======== READING PASSAGE ========

A disproportionate share of blacks and Latinos lose their driver's licenses because of unpaid tickets, study finds


#1

A report out of California details yet another example of how the overuse and enforcement of municipal violations disproportionately affects people of color

The report, by the Lawyers Committee for Civil Rights of the San Francisco Bay Area, examined U.S. Census Bureau data, records from the California Department of Motor Vehicles and information from 15 police and sheriff’s departments in the state to document by race the impact of unpaid traffic fines.

“Individuals who cannot afford to pay an infraction citation are being arrested, jailed and prosecuted, and are losing their licenses and their livelihoods,” the report said. “The communities impacted by these policies are disproportionately communities of color.”

Black drivers were found to be arrested at higher rates than whites for driving with licenses suspended because of unpaid tickets, the report said. The highest suspension rates in 2014 were found in poor neighborhoods with large percentages of black and Latino residents.


#2

No duh.

Of course poorer sectors will be harder hit by financial penalties.

ICXC NIKA


#3

… and in California, the cost isn’t just the ‘face value’ of the fine for the offense. There are always additional charges/fees. A $100 offense can actually cost quite a bit more.


#4

I suppose obeying the law in the first place is too difficult? Driving is a privilege, not a right. (And yes, sometimes, it can be a very expensive privilege–I have a son who is just under 18 right now, and even in a boring sedan, the monthly cost of insuring him is nearly equal to the annual cost of insuring me, and that’s with no accidents or tickets.)

Do not blame the one who enforces the law for the penalties incurred by those who chose to break the law.


#5

I’m sure it also hits a disproportionate number of young men of any race, as compared to young women. But I don’t think anybody is looking for a remedy for that.

======== DATASET SECTION ========

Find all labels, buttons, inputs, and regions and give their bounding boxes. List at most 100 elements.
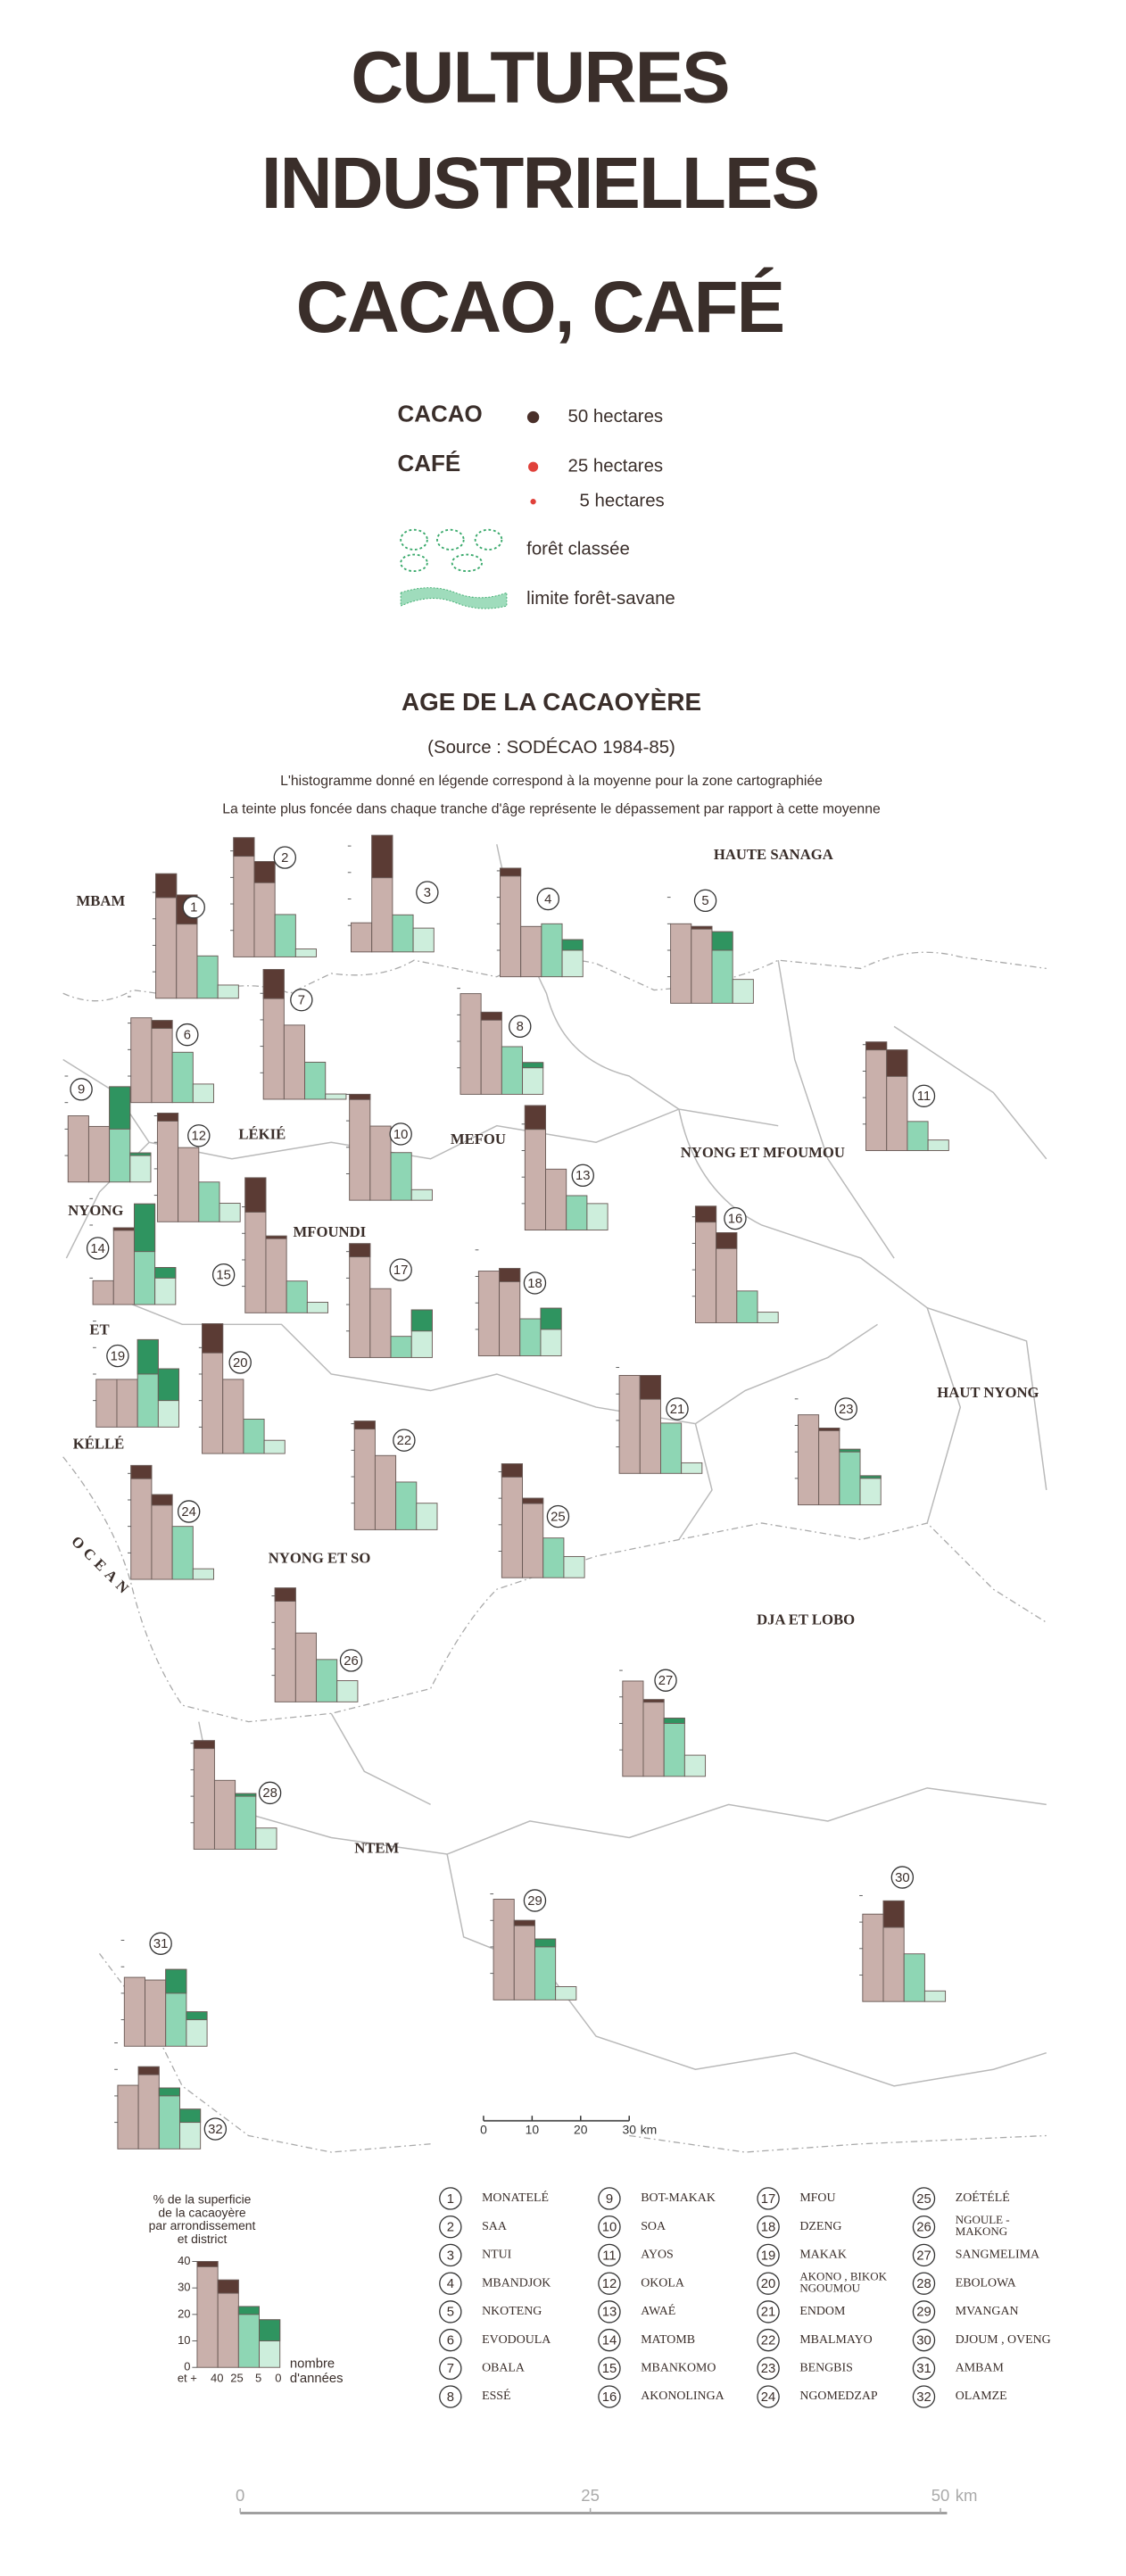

========

**WHAT IS ASKED**
a. In the thread on unpaid traffic tickets, which group wrote the report?
b. Copy word for word the part of the thread on unpaid traffic tickets from "Of course poorer" to "accidents or tickets.)".
The material has nothing to do with the thread on unpaid traffic tickets.

**SET OF ANSWERS**
a. The Lawyers Committee for Civil Rights of the San Francisco Bay Area.

b.
Of course poorer sectors will be harder hit by financial penalties.

ICXC NIKA


#3

… and in California, the cost isn’t just the ‘face value’ of the fine for the offense. There are always additional charges/fees. A $100 offense can actually cost quite a bit more.


#4

I suppose obeying the law in the first place is too difficult? Driving is a privilege, not a right. (And yes, sometimes, it can be a very expensive privilege–I have a son who is just under 18 right now, and even in a boring sedan, the monthly cost of insuring him is nearly equal to the annual cost of insuring me, and that’s with no accidents or tickets.)